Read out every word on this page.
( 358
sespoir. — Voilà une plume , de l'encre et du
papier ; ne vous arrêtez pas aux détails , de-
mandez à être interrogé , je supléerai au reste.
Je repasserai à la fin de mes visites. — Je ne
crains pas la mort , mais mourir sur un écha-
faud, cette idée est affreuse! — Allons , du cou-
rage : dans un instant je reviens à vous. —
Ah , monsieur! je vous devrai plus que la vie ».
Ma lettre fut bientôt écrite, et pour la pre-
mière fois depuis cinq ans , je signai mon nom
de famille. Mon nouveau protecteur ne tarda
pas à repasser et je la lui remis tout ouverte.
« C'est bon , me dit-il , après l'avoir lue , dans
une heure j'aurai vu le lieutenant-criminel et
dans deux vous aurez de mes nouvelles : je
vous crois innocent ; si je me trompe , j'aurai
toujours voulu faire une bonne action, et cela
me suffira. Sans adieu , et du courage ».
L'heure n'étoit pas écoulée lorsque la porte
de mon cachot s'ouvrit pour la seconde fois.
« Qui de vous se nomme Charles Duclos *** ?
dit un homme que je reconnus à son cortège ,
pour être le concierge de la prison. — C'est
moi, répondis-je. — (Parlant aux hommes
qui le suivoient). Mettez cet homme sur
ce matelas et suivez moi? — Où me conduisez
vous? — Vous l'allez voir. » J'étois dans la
--
§ **Stated goal**: Return every record above exactly as it appears.

§ **Solution to the exercise**:
Read out every word on this page.
( 358
sespoir. — Voilà une plume , de l'encre et du
papier ; ne vous arrêtez pas aux détails , de-
mandez à être interrogé , je supléerai au reste.
Je repasserai à la fin de mes visites. — Je ne
crains pas la mort , mais mourir sur un écha-
faud, cette idée est affreuse! — Allons , du cou-
rage : dans un instant je reviens à vous. —
Ah , monsieur! je vous devrai plus que la vie ».
Ma lettre fut bientôt écrite, et pour la pre-
mière fois depuis cinq ans , je signai mon nom
de famille. Mon nouveau protecteur ne tarda
pas à repasser et je la lui remis tout ouverte.
« C'est bon , me dit-il , après l'avoir lue , dans
une heure j'aurai vu le lieutenant-criminel et
dans deux vous aurez de mes nouvelles : je
vous crois innocent ; si je me trompe , j'aurai
toujours voulu faire une bonne action, et cela
me suffira. Sans adieu , et du courage ».
L'heure n'étoit pas écoulée lorsque la porte
de mon cachot s'ouvrit pour la seconde fois.
« Qui de vous se nomme Charles Duclos *** ?
dit un homme que je reconnus à son cortège ,
pour être le concierge de la prison. — C'est
moi, répondis-je. — (Parlant aux hommes
qui le suivoient). Mettez cet homme sur
ce matelas et suivez moi? — Où me conduisez
vous? — Vous l'allez voir. » J'étois dans la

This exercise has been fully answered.